— THE EXERCISE —
Copy the data word for word, keeping every line.

Chart and figure data
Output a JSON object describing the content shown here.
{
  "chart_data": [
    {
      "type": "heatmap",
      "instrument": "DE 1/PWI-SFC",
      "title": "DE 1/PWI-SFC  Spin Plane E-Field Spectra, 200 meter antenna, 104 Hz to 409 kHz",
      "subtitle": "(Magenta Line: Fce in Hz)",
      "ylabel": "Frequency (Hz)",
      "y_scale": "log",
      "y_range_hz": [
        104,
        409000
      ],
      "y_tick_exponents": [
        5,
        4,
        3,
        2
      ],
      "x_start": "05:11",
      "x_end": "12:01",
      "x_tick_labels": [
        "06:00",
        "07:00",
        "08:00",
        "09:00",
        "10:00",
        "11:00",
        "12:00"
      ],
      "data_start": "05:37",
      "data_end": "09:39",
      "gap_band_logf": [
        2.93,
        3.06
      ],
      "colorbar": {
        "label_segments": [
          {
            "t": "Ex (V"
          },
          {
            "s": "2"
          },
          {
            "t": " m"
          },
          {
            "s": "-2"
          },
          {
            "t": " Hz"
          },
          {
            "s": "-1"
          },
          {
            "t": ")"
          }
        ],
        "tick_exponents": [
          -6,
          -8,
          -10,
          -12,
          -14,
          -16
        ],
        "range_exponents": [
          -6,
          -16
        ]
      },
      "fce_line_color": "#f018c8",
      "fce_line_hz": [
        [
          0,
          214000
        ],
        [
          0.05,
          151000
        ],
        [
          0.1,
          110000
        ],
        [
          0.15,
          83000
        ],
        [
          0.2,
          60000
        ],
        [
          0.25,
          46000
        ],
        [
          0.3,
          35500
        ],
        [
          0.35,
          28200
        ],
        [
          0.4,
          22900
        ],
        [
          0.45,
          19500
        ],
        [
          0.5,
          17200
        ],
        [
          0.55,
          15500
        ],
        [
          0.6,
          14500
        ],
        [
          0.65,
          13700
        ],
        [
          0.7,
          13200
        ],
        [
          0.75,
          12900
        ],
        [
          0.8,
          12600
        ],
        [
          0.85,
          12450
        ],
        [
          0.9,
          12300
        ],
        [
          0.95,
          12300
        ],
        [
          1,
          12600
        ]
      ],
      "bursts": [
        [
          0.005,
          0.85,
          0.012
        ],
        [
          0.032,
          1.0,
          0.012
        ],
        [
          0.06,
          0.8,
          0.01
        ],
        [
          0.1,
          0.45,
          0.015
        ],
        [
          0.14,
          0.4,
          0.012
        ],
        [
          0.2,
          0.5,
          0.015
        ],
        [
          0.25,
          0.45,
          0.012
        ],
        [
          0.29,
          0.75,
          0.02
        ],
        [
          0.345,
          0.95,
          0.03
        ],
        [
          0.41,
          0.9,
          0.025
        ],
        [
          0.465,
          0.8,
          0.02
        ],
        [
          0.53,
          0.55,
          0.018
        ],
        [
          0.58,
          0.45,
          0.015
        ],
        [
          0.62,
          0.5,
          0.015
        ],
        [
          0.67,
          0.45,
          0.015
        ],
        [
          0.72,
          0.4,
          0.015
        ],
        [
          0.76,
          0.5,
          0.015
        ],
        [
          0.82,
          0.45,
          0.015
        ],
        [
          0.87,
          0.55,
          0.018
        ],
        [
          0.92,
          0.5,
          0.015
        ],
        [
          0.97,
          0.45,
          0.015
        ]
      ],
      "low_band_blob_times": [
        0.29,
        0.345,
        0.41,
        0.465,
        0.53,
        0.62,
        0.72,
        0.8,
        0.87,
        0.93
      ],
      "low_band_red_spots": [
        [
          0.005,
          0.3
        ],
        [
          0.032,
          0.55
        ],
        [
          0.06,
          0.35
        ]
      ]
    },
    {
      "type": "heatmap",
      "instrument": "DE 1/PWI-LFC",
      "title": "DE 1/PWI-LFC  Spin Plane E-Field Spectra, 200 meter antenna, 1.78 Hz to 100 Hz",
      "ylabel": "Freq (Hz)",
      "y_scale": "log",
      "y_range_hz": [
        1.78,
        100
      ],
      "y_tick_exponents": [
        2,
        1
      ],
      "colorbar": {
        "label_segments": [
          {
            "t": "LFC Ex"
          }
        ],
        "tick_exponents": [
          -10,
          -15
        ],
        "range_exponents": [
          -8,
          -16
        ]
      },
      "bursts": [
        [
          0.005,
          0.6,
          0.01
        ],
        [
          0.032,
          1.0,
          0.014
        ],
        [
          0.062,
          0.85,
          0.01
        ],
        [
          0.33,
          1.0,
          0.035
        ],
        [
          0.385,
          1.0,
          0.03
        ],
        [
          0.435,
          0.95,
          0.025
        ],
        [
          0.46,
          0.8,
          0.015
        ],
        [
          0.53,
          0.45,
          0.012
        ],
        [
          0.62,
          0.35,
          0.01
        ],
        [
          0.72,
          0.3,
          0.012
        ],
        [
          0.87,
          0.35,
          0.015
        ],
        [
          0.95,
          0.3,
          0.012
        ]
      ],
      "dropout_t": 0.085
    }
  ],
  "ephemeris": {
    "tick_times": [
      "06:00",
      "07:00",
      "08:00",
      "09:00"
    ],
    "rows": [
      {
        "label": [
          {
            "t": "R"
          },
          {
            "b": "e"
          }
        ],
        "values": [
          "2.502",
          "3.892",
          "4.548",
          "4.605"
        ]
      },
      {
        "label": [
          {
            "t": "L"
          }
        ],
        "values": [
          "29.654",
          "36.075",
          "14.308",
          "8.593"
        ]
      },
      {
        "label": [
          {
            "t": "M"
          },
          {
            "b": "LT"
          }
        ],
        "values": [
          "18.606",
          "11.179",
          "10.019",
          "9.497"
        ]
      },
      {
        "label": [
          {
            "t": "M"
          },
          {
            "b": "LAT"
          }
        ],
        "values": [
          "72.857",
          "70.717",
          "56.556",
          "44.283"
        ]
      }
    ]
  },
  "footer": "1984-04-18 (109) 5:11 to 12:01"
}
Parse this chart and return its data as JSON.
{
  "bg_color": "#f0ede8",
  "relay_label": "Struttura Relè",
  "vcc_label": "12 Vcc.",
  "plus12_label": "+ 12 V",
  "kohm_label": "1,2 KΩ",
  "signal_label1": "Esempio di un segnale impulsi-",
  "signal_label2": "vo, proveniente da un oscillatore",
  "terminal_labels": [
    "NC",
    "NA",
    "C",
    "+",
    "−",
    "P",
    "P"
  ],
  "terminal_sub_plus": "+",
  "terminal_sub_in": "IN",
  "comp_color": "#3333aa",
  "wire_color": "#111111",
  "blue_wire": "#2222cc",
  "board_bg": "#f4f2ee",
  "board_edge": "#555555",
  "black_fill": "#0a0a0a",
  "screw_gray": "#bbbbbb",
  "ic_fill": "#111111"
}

— TASK SOLUTION —
Output a JSON object describing the content shown here.
{
  "chart_data": [
    {
      "type": "heatmap",
      "instrument": "DE 1/PWI-SFC",
      "title": "DE 1/PWI-SFC  Spin Plane E-Field Spectra, 200 meter antenna, 104 Hz to 409 kHz",
      "subtitle": "(Magenta Line: Fce in Hz)",
      "ylabel": "Frequency (Hz)",
      "y_scale": "log",
      "y_range_hz": [
        104,
        409000
      ],
      "y_tick_exponents": [
        5,
        4,
        3,
        2
      ],
      "x_start": "05:11",
      "x_end": "12:01",
      "x_tick_labels": [
        "06:00",
        "07:00",
        "08:00",
        "09:00",
        "10:00",
        "11:00",
        "12:00"
      ],
      "data_start": "05:37",
      "data_end": "09:39",
      "gap_band_logf": [
        2.93,
        3.06
      ],
      "colorbar": {
        "label_segments": [
          {
            "t": "Ex (V"
          },
          {
            "s": "2"
          },
          {
            "t": " m"
          },
          {
            "s": "-2"
          },
          {
            "t": " Hz"
          },
          {
            "s": "-1"
          },
          {
            "t": ")"
          }
        ],
        "tick_exponents": [
          -6,
          -8,
          -10,
          -12,
          -14,
          -16
        ],
        "range_exponents": [
          -6,
          -16
        ]
      },
      "fce_line_color": "#f018c8",
      "fce_line_hz": [
        [
          0,
          214000
        ],
        [
          0.05,
          151000
        ],
        [
          0.1,
          110000
        ],
        [
          0.15,
          83000
        ],
        [
          0.2,
          60000
        ],
        [
          0.25,
          46000
        ],
        [
          0.3,
          35500
        ],
        [
          0.35,
          28200
        ],
        [
          0.4,
          22900
        ],
        [
          0.45,
          19500
        ],
        [
          0.5,
          17200
        ],
        [
          0.55,
          15500
        ],
        [
          0.6,
          14500
        ],
        [
          0.65,
          13700
        ],
        [
          0.7,
          13200
        ],
        [
          0.75,
          12900
        ],
        [
          0.8,
          12600
        ],
        [
          0.85,
          12450
        ],
        [
          0.9,
          12300
        ],
        [
          0.95,
          12300
        ],
        [
          1,
          12600
        ]
      ],
      "bursts": [
        [
          0.005,
          0.85,
          0.012
        ],
        [
          0.032,
          1.0,
          0.012
        ],
        [
          0.06,
          0.8,
          0.01
        ],
        [
          0.1,
          0.45,
          0.015
        ],
        [
          0.14,
          0.4,
          0.012
        ],
        [
          0.2,
          0.5,
          0.015
        ],
        [
          0.25,
          0.45,
          0.012
        ],
        [
          0.29,
          0.75,
          0.02
        ],
        [
          0.345,
          0.95,
          0.03
        ],
        [
          0.41,
          0.9,
          0.025
        ],
        [
          0.465,
          0.8,
          0.02
        ],
        [
          0.53,
          0.55,
          0.018
        ],
        [
          0.58,
          0.45,
          0.015
        ],
        [
          0.62,
          0.5,
          0.015
        ],
        [
          0.67,
          0.45,
          0.015
        ],
        [
          0.72,
          0.4,
          0.015
        ],
        [
          0.76,
          0.5,
          0.015
        ],
        [
          0.82,
          0.45,
          0.015
        ],
        [
          0.87,
          0.55,
          0.018
        ],
        [
          0.92,
          0.5,
          0.015
        ],
        [
          0.97,
          0.45,
          0.015
        ]
      ],
      "low_band_blob_times": [
        0.29,
        0.345,
        0.41,
        0.465,
        0.53,
        0.62,
        0.72,
        0.8,
        0.87,
        0.93
      ],
      "low_band_red_spots": [
        [
          0.005,
          0.3
        ],
        [
          0.032,
          0.55
        ],
        [
          0.06,
          0.35
        ]
      ]
    },
    {
      "type": "heatmap",
      "instrument": "DE 1/PWI-LFC",
      "title": "DE 1/PWI-LFC  Spin Plane E-Field Spectra, 200 meter antenna, 1.78 Hz to 100 Hz",
      "ylabel": "Freq (Hz)",
      "y_scale": "log",
      "y_range_hz": [
        1.78,
        100
      ],
      "y_tick_exponents": [
        2,
        1
      ],
      "colorbar": {
        "label_segments": [
          {
            "t": "LFC Ex"
          }
        ],
        "tick_exponents": [
          -10,
          -15
        ],
        "range_exponents": [
          -8,
          -16
        ]
      },
      "bursts": [
        [
          0.005,
          0.6,
          0.01
        ],
        [
          0.032,
          1.0,
          0.014
        ],
        [
          0.062,
          0.85,
          0.01
        ],
        [
          0.33,
          1.0,
          0.035
        ],
        [
          0.385,
          1.0,
          0.03
        ],
        [
          0.435,
          0.95,
          0.025
        ],
        [
          0.46,
          0.8,
          0.015
        ],
        [
          0.53,
          0.45,
          0.012
        ],
        [
          0.62,
          0.35,
          0.01
        ],
        [
          0.72,
          0.3,
          0.012
        ],
        [
          0.87,
          0.35,
          0.015
        ],
        [
          0.95,
          0.3,
          0.012
        ]
      ],
      "dropout_t": 0.085
    }
  ],
  "ephemeris": {
    "tick_times": [
      "06:00",
      "07:00",
      "08:00",
      "09:00"
    ],
    "rows": [
      {
        "label": [
          {
            "t": "R"
          },
          {
            "b": "e"
          }
        ],
        "values": [
          "2.502",
          "3.892",
          "4.548",
          "4.605"
        ]
      },
      {
        "label": [
          {
            "t": "L"
          }
        ],
        "values": [
          "29.654",
          "36.075",
          "14.308",
          "8.593"
        ]
      },
      {
        "label": [
          {
            "t": "M"
          },
          {
            "b": "LT"
          }
        ],
        "values": [
          "18.606",
          "11.179",
          "10.019",
          "9.497"
        ]
      },
      {
        "label": [
          {
            "t": "M"
          },
          {
            "b": "LAT"
          }
        ],
        "values": [
          "72.857",
          "70.717",
          "56.556",
          "44.283"
        ]
      }
    ]
  },
  "footer": "1984-04-18 (109) 5:11 to 12:01"
}
Parse this chart and return its data as JSON.
{
  "bg_color": "#f0ede8",
  "relay_label": "Struttura Relè",
  "vcc_label": "12 Vcc.",
  "plus12_label": "+ 12 V",
  "kohm_label": "1,2 KΩ",
  "signal_label1": "Esempio di un segnale impulsi-",
  "signal_label2": "vo, proveniente da un oscillatore",
  "terminal_labels": [
    "NC",
    "NA",
    "C",
    "+",
    "−",
    "P",
    "P"
  ],
  "terminal_sub_plus": "+",
  "terminal_sub_in": "IN",
  "comp_color": "#3333aa",
  "wire_color": "#111111",
  "blue_wire": "#2222cc",
  "board_bg": "#f4f2ee",
  "board_edge": "#555555",
  "black_fill": "#0a0a0a",
  "screw_gray": "#bbbbbb",
  "ic_fill": "#111111"
}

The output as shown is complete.